* [Data to use]
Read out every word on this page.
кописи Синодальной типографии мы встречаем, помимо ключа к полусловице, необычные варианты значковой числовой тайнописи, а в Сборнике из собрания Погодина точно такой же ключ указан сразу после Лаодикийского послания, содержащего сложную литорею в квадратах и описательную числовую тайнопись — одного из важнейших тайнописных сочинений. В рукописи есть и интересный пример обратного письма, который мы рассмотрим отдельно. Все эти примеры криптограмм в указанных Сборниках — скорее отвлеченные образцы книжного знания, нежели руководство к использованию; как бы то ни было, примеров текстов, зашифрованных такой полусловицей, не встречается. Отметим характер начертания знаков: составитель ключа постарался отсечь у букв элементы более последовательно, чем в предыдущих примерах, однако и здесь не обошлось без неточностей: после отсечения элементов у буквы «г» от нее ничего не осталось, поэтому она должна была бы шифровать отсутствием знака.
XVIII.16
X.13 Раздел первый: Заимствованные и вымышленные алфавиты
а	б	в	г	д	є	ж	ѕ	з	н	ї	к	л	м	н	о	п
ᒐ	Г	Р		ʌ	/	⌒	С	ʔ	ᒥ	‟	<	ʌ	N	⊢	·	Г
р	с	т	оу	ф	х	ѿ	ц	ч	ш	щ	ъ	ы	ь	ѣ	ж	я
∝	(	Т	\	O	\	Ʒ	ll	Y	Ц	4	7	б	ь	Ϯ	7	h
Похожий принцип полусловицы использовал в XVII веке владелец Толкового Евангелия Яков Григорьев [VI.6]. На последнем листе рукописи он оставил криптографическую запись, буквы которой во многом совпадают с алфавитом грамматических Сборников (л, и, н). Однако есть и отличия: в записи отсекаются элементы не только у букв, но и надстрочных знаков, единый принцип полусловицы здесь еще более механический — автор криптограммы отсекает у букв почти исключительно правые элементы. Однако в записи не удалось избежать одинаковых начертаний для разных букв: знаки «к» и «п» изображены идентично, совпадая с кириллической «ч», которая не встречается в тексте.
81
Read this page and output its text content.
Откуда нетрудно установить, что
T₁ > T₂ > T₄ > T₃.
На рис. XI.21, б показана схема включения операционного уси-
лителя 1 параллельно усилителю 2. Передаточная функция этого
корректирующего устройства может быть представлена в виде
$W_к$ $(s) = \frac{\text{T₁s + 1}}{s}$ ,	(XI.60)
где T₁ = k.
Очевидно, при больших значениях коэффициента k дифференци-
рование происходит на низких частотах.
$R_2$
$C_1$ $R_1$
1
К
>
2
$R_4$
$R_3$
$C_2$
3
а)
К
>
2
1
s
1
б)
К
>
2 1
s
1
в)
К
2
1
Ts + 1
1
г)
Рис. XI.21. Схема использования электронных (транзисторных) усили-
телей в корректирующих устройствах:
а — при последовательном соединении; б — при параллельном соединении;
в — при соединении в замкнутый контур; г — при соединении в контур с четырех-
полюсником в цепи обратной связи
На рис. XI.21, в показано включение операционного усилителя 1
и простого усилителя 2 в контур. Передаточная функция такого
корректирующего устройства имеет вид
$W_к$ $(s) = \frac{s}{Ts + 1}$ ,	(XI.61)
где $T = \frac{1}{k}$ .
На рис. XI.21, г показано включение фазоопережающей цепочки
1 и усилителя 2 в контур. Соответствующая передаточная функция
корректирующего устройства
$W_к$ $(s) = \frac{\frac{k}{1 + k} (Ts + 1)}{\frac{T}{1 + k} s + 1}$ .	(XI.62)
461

* [Problem description] Your task is to repeat every entry exactly.

* [Answer for the task]
Read out every word on this page.
кописи Синодальной типографии мы встречаем, помимо ключа к полусловице, необычные варианты значковой числовой тайнописи, а в Сборнике из собрания Погодина точно такой же ключ указан сразу после Лаодикийского послания, содержащего сложную литорею в квадратах и описательную числовую тайнопись — одного из важнейших тайнописных сочинений. В рукописи есть и интересный пример обратного письма, который мы рассмотрим отдельно. Все эти примеры криптограмм в указанных Сборниках — скорее отвлеченные образцы книжного знания, нежели руководство к использованию; как бы то ни было, примеров текстов, зашифрованных такой полусловицей, не встречается. Отметим характер начертания знаков: составитель ключа постарался отсечь у букв элементы более последовательно, чем в предыдущих примерах, однако и здесь не обошлось без неточностей: после отсечения элементов у буквы «г» от нее ничего не осталось, поэтому она должна была бы шифровать отсутствием знака.
XVIII.16
X.13 Раздел первый: Заимствованные и вымышленные алфавиты
а	б	в	г	д	є	ж	ѕ	з	н	ї	к	л	м	н	о	п
ᒐ	Г	Р		ʌ	/	⌒	С	ʔ	ᒥ	‟	<	ʌ	N	⊢	·	Г
р	с	т	оу	ф	х	ѿ	ц	ч	ш	щ	ъ	ы	ь	ѣ	ж	я
∝	(	Т	\	O	\	Ʒ	ll	Y	Ц	4	7	б	ь	Ϯ	7	h
Похожий принцип полусловицы использовал в XVII веке владелец Толкового Евангелия Яков Григорьев [VI.6]. На последнем листе рукописи он оставил криптографическую запись, буквы которой во многом совпадают с алфавитом грамматических Сборников (л, и, н). Однако есть и отличия: в записи отсекаются элементы не только у букв, но и надстрочных знаков, единый принцип полусловицы здесь еще более механический — автор криптограммы отсекает у букв почти исключительно правые элементы. Однако в записи не удалось избежать одинаковых начертаний для разных букв: знаки «к» и «п» изображены идентично, совпадая с кириллической «ч», которая не встречается в тексте.
81
Read this page and output its text content.
Откуда нетрудно установить, что
T₁ > T₂ > T₄ > T₃.
На рис. XI.21, б показана схема включения операционного уси-
лителя 1 параллельно усилителю 2. Передаточная функция этого
корректирующего устройства может быть представлена в виде
$W_к$ $(s) = \frac{\text{T₁s + 1}}{s}$ ,	(XI.60)
где T₁ = k.
Очевидно, при больших значениях коэффициента k дифференци-
рование происходит на низких частотах.
$R_2$
$C_1$ $R_1$
1
К
>
2
$R_4$
$R_3$
$C_2$
3
а)
К
>
2
1
s
1
б)
К
>
2 1
s
1
в)
К
2
1
Ts + 1
1
г)
Рис. XI.21. Схема использования электронных (транзисторных) усили-
телей в корректирующих устройствах:
а — при последовательном соединении; б — при параллельном соединении;
в — при соединении в замкнутый контур; г — при соединении в контур с четырех-
полюсником в цепи обратной связи
На рис. XI.21, в показано включение операционного усилителя 1
и простого усилителя 2 в контур. Передаточная функция такого
корректирующего устройства имеет вид
$W_к$ $(s) = \frac{s}{Ts + 1}$ ,	(XI.61)
где $T = \frac{1}{k}$ .
На рис. XI.21, г показано включение фазоопережающей цепочки
1 и усилителя 2 в контур. Соответствующая передаточная функция
корректирующего устройства
$W_к$ $(s) = \frac{\frac{k}{1 + k} (Ts + 1)}{\frac{T}{1 + k} s + 1}$ .	(XI.62)
461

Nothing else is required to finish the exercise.